- [PROBLEM DETAILS] Pull out every line with the word "text".
########################################
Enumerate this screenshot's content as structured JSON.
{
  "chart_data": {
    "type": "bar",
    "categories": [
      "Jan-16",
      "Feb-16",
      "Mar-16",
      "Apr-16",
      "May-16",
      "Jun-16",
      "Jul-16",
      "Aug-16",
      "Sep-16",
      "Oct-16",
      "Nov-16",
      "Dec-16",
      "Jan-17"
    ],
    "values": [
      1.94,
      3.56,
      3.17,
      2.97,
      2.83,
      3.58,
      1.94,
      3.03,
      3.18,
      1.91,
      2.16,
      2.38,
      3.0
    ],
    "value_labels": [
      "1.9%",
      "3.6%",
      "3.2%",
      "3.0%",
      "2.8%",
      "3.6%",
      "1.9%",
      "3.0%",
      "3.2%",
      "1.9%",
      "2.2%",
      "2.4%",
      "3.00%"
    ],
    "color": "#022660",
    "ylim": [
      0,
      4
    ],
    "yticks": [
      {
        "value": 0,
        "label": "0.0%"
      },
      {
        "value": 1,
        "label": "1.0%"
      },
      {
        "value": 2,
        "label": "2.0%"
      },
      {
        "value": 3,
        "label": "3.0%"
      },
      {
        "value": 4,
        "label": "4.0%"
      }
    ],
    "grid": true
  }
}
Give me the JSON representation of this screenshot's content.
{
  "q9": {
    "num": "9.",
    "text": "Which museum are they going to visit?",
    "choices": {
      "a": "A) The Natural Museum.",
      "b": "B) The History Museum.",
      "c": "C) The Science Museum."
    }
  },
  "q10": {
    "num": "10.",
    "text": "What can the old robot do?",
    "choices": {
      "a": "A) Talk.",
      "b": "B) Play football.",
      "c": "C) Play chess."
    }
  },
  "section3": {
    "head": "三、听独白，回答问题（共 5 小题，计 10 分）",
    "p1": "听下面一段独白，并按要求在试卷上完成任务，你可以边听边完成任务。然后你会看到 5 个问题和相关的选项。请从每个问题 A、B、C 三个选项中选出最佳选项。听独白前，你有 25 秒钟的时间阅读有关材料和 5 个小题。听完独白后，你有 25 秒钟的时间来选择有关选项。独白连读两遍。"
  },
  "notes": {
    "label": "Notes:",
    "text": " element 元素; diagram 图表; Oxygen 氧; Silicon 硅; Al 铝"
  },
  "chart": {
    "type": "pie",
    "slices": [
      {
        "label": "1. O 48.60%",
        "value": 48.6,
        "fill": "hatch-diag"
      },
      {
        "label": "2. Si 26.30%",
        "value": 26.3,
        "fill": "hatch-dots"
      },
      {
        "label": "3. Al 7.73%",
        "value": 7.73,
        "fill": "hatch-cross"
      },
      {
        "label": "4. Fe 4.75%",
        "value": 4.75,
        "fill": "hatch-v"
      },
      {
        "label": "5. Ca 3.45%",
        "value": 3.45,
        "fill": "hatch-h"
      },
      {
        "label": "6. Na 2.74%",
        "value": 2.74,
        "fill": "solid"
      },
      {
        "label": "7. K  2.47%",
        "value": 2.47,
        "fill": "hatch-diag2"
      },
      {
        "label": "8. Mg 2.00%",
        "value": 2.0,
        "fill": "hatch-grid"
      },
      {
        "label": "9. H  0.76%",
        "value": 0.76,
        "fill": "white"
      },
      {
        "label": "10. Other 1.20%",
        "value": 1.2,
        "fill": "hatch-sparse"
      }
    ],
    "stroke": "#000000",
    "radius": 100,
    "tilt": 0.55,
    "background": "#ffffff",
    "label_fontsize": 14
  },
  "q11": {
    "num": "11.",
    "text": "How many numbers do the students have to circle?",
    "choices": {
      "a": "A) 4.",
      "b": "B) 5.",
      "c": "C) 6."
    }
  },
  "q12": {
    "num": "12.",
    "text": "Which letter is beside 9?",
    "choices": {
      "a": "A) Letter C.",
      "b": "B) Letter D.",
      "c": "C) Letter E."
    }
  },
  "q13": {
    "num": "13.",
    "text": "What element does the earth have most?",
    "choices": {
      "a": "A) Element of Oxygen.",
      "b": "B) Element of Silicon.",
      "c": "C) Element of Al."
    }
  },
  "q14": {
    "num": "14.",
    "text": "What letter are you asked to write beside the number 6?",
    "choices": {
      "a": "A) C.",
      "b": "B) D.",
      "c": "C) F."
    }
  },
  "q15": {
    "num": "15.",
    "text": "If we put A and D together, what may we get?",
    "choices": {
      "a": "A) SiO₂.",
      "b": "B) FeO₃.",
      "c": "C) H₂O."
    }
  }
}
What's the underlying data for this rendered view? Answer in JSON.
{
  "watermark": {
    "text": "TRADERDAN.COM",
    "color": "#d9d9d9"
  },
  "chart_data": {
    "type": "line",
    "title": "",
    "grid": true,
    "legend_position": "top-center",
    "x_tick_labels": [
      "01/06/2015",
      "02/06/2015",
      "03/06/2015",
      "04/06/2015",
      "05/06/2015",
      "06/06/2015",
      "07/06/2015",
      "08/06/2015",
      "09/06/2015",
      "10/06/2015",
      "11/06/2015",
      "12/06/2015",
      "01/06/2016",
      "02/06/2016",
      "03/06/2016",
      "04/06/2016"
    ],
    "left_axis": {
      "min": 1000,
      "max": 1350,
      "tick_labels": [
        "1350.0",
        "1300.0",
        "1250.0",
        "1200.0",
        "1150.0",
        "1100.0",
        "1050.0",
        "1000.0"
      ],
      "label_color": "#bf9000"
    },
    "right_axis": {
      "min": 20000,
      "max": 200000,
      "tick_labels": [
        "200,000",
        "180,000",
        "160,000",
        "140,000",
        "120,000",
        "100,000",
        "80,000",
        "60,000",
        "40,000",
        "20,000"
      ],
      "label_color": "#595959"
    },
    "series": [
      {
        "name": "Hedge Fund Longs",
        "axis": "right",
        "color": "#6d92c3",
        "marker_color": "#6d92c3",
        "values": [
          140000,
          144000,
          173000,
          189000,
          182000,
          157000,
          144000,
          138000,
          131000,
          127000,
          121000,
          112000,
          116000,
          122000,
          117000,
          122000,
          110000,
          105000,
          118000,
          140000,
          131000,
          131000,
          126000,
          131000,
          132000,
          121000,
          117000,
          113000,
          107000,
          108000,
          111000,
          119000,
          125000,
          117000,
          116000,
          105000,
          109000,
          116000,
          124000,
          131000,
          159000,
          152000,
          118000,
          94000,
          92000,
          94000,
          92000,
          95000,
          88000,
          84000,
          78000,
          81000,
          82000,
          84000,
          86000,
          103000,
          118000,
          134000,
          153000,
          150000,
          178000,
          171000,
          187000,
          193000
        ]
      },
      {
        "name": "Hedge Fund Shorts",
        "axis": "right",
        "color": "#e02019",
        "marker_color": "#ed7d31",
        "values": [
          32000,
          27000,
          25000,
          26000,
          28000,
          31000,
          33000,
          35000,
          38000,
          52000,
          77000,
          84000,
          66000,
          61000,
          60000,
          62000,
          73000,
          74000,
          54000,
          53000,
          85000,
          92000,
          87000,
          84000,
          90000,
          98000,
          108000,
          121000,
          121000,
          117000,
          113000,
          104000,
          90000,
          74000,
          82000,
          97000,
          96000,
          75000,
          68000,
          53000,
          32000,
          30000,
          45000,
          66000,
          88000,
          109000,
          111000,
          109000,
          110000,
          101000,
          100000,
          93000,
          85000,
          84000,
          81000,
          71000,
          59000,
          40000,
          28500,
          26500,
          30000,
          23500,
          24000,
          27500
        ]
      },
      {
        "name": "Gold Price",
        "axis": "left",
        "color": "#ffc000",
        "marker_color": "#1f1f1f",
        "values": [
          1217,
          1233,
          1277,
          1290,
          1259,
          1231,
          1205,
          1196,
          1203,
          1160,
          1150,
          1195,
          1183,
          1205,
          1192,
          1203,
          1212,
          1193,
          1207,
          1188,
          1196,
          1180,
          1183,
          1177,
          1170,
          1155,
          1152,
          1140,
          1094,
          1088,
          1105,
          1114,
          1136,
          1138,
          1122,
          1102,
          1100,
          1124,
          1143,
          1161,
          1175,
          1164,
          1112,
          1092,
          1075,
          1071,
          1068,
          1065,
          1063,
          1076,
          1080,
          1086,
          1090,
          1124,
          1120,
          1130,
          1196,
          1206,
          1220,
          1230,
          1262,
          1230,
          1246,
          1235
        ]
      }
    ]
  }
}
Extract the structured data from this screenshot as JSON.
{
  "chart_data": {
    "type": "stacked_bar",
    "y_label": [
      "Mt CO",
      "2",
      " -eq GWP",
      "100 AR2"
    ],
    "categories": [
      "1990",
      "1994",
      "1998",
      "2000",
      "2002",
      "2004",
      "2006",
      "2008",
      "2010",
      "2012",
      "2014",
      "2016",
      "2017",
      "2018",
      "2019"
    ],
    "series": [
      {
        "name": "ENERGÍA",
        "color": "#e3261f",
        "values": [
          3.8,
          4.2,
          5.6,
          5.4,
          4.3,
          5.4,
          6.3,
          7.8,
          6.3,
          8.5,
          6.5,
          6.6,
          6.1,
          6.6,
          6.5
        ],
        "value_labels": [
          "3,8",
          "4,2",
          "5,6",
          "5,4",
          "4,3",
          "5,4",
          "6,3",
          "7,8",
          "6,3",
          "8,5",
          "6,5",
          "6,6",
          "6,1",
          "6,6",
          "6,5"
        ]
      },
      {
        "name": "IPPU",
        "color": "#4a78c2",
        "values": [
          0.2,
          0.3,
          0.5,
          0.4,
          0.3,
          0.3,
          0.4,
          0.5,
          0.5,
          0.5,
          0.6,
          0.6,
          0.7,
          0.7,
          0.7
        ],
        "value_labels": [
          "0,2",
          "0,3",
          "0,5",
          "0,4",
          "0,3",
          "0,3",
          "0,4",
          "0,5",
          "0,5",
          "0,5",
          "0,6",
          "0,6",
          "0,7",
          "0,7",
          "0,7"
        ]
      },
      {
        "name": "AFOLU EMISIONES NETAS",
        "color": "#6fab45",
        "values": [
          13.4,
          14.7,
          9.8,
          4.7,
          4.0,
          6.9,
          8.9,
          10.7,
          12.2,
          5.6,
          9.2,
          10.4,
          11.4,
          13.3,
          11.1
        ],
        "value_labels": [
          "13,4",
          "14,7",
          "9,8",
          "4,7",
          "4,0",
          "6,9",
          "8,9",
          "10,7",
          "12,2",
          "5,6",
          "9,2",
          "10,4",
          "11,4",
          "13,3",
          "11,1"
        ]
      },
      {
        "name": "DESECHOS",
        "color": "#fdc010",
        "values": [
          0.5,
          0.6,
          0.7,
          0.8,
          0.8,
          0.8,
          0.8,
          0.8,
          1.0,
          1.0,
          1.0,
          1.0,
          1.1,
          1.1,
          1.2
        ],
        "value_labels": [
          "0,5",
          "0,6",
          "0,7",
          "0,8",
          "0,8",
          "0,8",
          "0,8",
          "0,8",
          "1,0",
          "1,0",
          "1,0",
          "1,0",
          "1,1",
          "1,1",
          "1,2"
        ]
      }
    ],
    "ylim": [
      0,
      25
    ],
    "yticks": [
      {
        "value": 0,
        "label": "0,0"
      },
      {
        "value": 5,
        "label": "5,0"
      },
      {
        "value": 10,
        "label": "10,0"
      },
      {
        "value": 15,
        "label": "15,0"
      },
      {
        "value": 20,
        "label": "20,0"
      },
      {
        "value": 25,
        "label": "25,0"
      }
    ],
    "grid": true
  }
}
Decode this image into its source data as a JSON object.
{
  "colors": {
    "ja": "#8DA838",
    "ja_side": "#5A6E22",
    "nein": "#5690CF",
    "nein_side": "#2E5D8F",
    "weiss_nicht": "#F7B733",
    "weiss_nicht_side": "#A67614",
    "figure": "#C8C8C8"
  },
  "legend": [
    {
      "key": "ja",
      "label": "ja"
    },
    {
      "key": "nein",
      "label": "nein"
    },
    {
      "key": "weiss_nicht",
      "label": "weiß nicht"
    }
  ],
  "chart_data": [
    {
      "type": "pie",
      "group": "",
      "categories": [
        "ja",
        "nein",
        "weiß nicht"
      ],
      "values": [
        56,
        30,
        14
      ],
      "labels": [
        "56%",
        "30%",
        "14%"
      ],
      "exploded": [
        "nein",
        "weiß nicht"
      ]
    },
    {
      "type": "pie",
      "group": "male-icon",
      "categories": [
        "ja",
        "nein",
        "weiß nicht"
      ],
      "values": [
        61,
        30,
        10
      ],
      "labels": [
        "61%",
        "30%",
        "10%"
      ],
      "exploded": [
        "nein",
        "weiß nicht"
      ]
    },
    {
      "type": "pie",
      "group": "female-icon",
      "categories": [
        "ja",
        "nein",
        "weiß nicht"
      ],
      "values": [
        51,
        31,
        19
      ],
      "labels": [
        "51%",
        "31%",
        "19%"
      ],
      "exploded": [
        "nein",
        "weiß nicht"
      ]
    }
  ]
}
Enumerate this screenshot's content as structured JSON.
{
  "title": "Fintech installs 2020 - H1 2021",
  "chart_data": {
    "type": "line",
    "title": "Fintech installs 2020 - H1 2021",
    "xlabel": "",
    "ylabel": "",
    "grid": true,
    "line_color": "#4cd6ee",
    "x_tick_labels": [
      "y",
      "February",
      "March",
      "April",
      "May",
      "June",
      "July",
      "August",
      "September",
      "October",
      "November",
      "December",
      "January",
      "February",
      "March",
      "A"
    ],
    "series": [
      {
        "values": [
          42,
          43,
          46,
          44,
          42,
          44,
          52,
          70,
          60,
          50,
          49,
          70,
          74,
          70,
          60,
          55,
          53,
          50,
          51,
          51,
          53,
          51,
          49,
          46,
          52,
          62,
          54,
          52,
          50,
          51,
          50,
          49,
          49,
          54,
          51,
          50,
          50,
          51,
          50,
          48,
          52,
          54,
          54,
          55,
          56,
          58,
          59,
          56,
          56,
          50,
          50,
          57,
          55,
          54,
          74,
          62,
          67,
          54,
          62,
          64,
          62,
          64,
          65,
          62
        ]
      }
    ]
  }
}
########################################
- [FULL RESPONSE]
    "text": "Which museum are they going to visit?",
    "text": "What can the old robot do?",
    "text": " element 元素; diagram 图表; Oxygen 氧; Silicon 硅; Al 铝"
    "text": "How many numbers do the students have to circle?",
    "text": "Which letter is beside 9?",
    "text": "What element does the earth have most?",
    "text": "What letter are you asked to write beside the number 6?",
    "text": "If we put A and D together, what may we get?",
    "text": "TRADERDAN.COM",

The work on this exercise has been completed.